• PROMPT:
Copy out all of the material, matching it word for word.

• • • •

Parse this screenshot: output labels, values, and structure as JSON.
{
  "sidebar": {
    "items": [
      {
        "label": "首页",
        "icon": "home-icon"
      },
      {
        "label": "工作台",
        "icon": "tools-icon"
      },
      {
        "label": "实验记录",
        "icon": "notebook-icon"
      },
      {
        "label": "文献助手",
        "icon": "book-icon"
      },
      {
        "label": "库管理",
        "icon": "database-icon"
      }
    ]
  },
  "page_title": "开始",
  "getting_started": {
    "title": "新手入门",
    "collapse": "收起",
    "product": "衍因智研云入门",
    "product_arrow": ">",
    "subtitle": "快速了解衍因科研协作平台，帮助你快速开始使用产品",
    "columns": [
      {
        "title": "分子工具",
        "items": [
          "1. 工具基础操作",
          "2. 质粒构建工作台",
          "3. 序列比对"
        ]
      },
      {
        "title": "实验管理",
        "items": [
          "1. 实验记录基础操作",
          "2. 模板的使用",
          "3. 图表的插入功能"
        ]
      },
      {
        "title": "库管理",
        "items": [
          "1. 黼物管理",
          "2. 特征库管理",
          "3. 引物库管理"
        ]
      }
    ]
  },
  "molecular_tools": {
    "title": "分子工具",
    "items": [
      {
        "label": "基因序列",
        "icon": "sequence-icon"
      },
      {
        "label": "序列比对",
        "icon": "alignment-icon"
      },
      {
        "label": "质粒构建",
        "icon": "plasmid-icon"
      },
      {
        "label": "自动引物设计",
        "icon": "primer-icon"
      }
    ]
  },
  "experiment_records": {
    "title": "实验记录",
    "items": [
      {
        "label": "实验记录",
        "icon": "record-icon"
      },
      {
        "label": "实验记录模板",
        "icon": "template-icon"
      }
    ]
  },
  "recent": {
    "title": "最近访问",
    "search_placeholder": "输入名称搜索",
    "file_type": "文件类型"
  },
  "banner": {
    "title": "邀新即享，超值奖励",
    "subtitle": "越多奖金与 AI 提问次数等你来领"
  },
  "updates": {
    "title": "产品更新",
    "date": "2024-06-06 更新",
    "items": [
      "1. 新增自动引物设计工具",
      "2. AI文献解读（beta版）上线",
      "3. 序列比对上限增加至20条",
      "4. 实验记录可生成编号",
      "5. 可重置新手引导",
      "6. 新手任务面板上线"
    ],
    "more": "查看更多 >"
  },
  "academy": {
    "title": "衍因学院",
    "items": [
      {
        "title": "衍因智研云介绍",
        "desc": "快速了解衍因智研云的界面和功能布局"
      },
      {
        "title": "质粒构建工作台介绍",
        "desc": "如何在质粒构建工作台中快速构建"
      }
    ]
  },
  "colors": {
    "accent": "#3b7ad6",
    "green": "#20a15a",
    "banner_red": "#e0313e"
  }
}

• • • •

• ANSWER TO THIS TASK:
Parse this screenshot: output labels, values, and structure as JSON.
{
  "sidebar": {
    "items": [
      {
        "label": "首页",
        "icon": "home-icon"
      },
      {
        "label": "工作台",
        "icon": "tools-icon"
      },
      {
        "label": "实验记录",
        "icon": "notebook-icon"
      },
      {
        "label": "文献助手",
        "icon": "book-icon"
      },
      {
        "label": "库管理",
        "icon": "database-icon"
      }
    ]
  },
  "page_title": "开始",
  "getting_started": {
    "title": "新手入门",
    "collapse": "收起",
    "product": "衍因智研云入门",
    "product_arrow": ">",
    "subtitle": "快速了解衍因科研协作平台，帮助你快速开始使用产品",
    "columns": [
      {
        "title": "分子工具",
        "items": [
          "1. 工具基础操作",
          "2. 质粒构建工作台",
          "3. 序列比对"
        ]
      },
      {
        "title": "实验管理",
        "items": [
          "1. 实验记录基础操作",
          "2. 模板的使用",
          "3. 图表的插入功能"
        ]
      },
      {
        "title": "库管理",
        "items": [
          "1. 黼物管理",
          "2. 特征库管理",
          "3. 引物库管理"
        ]
      }
    ]
  },
  "molecular_tools": {
    "title": "分子工具",
    "items": [
      {
        "label": "基因序列",
        "icon": "sequence-icon"
      },
      {
        "label": "序列比对",
        "icon": "alignment-icon"
      },
      {
        "label": "质粒构建",
        "icon": "plasmid-icon"
      },
      {
        "label": "自动引物设计",
        "icon": "primer-icon"
      }
    ]
  },
  "experiment_records": {
    "title": "实验记录",
    "items": [
      {
        "label": "实验记录",
        "icon": "record-icon"
      },
      {
        "label": "实验记录模板",
        "icon": "template-icon"
      }
    ]
  },
  "recent": {
    "title": "最近访问",
    "search_placeholder": "输入名称搜索",
    "file_type": "文件类型"
  },
  "banner": {
    "title": "邀新即享，超值奖励",
    "subtitle": "越多奖金与 AI 提问次数等你来领"
  },
  "updates": {
    "title": "产品更新",
    "date": "2024-06-06 更新",
    "items": [
      "1. 新增自动引物设计工具",
      "2. AI文献解读（beta版）上线",
      "3. 序列比对上限增加至20条",
      "4. 实验记录可生成编号",
      "5. 可重置新手引导",
      "6. 新手任务面板上线"
    ],
    "more": "查看更多 >"
  },
  "academy": {
    "title": "衍因学院",
    "items": [
      {
        "title": "衍因智研云介绍",
        "desc": "快速了解衍因智研云的界面和功能布局"
      },
      {
        "title": "质粒构建工作台介绍",
        "desc": "如何在质粒构建工作台中快速构建"
      }
    ]
  },
  "colors": {
    "accent": "#3b7ad6",
    "green": "#20a15a",
    "banner_red": "#e0313e"
  }
}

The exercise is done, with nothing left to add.